Copy the following entries line for line without any changes.

Element position data
** START **

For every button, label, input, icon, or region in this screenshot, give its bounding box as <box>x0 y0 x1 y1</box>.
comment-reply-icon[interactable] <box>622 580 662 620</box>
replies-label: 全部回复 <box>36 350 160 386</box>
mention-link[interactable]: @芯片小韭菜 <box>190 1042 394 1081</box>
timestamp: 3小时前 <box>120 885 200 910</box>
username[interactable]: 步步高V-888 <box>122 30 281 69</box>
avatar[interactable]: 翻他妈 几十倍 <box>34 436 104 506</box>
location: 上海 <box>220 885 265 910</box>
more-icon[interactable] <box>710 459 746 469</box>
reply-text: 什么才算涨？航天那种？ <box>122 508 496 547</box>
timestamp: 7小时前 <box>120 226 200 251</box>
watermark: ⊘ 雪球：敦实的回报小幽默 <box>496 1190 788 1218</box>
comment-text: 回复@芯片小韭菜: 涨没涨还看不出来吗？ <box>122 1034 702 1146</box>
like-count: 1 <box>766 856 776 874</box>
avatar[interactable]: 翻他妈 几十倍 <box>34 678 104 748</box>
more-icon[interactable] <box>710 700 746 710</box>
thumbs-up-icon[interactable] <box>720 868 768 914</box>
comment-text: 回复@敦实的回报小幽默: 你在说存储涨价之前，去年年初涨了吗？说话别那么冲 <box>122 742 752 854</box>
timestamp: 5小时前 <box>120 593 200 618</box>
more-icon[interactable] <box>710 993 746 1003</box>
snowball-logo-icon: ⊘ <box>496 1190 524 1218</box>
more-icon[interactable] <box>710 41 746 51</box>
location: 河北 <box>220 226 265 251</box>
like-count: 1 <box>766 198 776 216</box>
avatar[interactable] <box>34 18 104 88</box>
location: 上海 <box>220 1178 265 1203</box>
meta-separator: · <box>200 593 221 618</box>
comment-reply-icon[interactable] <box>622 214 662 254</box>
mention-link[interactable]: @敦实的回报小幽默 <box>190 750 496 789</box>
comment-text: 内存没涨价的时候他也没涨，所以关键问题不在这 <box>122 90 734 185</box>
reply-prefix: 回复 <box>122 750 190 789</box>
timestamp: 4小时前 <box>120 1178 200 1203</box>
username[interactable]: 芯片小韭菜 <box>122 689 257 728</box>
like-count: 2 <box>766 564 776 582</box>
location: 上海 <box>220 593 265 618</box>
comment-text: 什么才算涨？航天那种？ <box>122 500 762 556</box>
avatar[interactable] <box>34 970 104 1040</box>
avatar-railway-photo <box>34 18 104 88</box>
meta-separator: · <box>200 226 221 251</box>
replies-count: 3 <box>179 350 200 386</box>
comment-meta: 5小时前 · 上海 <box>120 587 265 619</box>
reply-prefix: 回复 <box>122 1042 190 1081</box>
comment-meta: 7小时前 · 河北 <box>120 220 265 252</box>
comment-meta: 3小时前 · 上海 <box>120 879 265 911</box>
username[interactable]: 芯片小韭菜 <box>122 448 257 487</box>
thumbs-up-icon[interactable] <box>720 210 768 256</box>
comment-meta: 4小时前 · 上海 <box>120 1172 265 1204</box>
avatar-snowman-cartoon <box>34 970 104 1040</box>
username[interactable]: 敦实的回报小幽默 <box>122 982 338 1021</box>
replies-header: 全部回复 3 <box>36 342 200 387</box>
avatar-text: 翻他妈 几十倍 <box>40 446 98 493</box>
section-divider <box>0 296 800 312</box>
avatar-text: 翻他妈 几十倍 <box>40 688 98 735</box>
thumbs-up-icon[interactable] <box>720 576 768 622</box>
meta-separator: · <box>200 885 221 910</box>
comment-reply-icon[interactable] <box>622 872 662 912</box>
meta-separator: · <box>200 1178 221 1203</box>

** END **

## EXERCISE RESULT:
For every button, label, input, icon, or region in this screenshot, give its bounding box as <box>x0 y0 x1 y1</box>.
comment-reply-icon[interactable] <box>622 580 662 620</box>
replies-label: 全部回复 <box>36 350 160 386</box>
mention-link[interactable]: @芯片小韭菜 <box>190 1042 394 1081</box>
timestamp: 3小时前 <box>120 885 200 910</box>
username[interactable]: 步步高V-888 <box>122 30 281 69</box>
avatar[interactable]: 翻他妈 几十倍 <box>34 436 104 506</box>
location: 上海 <box>220 885 265 910</box>
more-icon[interactable] <box>710 459 746 469</box>
reply-text: 什么才算涨？航天那种？ <box>122 508 496 547</box>
timestamp: 7小时前 <box>120 226 200 251</box>
watermark: ⊘ 雪球：敦实的回报小幽默 <box>496 1190 788 1218</box>
comment-text: 回复@芯片小韭菜: 涨没涨还看不出来吗？ <box>122 1034 702 1146</box>
like-count: 1 <box>766 856 776 874</box>
avatar[interactable]: 翻他妈 几十倍 <box>34 678 104 748</box>
more-icon[interactable] <box>710 700 746 710</box>
thumbs-up-icon[interactable] <box>720 868 768 914</box>
comment-text: 回复@敦实的回报小幽默: 你在说存储涨价之前，去年年初涨了吗？说话别那么冲 <box>122 742 752 854</box>
timestamp: 5小时前 <box>120 593 200 618</box>
more-icon[interactable] <box>710 993 746 1003</box>
snowball-logo-icon: ⊘ <box>496 1190 524 1218</box>
more-icon[interactable] <box>710 41 746 51</box>
location: 河北 <box>220 226 265 251</box>
like-count: 1 <box>766 198 776 216</box>
avatar[interactable] <box>34 18 104 88</box>
location: 上海 <box>220 1178 265 1203</box>
meta-separator: · <box>200 593 221 618</box>
comment-reply-icon[interactable] <box>622 214 662 254</box>
mention-link[interactable]: @敦实的回报小幽默 <box>190 750 496 789</box>
comment-text: 内存没涨价的时候他也没涨，所以关键问题不在这 <box>122 90 734 185</box>
reply-prefix: 回复 <box>122 750 190 789</box>
timestamp: 4小时前 <box>120 1178 200 1203</box>
username[interactable]: 芯片小韭菜 <box>122 689 257 728</box>
like-count: 2 <box>766 564 776 582</box>
location: 上海 <box>220 593 265 618</box>
comment-text: 什么才算涨？航天那种？ <box>122 500 762 556</box>
avatar[interactable] <box>34 970 104 1040</box>
avatar-railway-photo <box>34 18 104 88</box>
meta-separator: · <box>200 226 221 251</box>
replies-count: 3 <box>179 350 200 386</box>
comment-meta: 5小时前 · 上海 <box>120 587 265 619</box>
reply-prefix: 回复 <box>122 1042 190 1081</box>
comment-meta: 7小时前 · 河北 <box>120 220 265 252</box>
comment-meta: 3小时前 · 上海 <box>120 879 265 911</box>
username[interactable]: 芯片小韭菜 <box>122 448 257 487</box>
thumbs-up-icon[interactable] <box>720 210 768 256</box>
comment-meta: 4小时前 · 上海 <box>120 1172 265 1204</box>
avatar-snowman-cartoon <box>34 970 104 1040</box>
username[interactable]: 敦实的回报小幽默 <box>122 982 338 1021</box>
replies-header: 全部回复 3 <box>36 342 200 387</box>
avatar-text: 翻他妈 几十倍 <box>40 446 98 493</box>
section-divider <box>0 296 800 312</box>
avatar-text: 翻他妈 几十倍 <box>40 688 98 735</box>
thumbs-up-icon[interactable] <box>720 576 768 622</box>
meta-separator: · <box>200 885 221 910</box>
comment-reply-icon[interactable] <box>622 872 662 912</box>
meta-separator: · <box>200 1178 221 1203</box>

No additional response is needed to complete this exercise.